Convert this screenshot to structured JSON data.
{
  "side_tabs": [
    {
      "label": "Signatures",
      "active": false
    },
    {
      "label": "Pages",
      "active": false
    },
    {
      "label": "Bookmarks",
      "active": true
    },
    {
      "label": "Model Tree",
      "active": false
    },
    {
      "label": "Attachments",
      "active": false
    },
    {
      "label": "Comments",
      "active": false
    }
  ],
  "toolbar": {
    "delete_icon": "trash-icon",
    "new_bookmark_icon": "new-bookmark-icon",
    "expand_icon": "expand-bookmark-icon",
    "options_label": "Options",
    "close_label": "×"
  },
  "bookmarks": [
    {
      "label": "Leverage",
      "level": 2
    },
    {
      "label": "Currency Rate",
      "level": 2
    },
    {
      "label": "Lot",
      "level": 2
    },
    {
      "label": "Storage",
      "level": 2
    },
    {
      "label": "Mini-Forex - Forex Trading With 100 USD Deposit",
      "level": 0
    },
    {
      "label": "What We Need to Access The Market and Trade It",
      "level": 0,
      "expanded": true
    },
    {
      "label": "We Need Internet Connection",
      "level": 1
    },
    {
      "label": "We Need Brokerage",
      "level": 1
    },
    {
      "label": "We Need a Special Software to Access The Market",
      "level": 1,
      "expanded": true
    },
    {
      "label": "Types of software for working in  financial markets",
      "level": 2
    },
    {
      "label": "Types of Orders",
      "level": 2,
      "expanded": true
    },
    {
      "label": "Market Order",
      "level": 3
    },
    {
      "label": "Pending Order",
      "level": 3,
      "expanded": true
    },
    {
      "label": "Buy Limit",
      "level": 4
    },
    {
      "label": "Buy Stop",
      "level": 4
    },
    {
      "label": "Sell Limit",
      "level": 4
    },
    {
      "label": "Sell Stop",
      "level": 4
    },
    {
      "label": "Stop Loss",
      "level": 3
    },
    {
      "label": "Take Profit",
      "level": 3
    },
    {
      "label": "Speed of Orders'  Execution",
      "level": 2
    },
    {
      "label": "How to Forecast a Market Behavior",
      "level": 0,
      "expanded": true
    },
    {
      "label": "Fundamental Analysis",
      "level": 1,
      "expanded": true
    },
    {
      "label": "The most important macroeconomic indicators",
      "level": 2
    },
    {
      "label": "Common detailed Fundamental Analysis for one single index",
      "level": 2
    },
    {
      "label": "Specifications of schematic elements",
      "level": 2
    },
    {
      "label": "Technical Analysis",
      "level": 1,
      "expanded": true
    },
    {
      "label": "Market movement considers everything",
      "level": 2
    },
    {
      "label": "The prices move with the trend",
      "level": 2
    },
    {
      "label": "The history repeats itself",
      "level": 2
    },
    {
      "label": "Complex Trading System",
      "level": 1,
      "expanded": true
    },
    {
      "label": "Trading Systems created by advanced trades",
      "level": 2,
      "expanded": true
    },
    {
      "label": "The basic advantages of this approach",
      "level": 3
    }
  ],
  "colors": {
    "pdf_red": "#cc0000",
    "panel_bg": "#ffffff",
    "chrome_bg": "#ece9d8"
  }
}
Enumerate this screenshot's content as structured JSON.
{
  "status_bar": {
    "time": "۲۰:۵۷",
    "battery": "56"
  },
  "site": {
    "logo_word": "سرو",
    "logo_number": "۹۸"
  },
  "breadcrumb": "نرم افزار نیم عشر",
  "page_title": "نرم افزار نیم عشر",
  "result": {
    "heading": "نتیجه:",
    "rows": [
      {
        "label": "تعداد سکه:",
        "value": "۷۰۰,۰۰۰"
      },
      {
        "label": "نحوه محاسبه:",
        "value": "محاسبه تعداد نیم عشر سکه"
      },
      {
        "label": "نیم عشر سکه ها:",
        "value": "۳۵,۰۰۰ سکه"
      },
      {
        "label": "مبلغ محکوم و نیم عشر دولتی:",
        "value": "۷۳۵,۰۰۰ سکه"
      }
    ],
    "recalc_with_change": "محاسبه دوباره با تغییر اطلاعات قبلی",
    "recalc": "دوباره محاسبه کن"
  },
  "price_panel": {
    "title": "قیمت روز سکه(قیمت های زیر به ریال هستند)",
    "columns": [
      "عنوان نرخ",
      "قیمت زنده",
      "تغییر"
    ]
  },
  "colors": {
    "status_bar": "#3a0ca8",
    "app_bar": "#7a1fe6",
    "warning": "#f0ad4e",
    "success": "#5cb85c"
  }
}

* What you will do *
Say how many lines of the listing above contain "Fundamental", with no other words.

* Response for this exercise *
2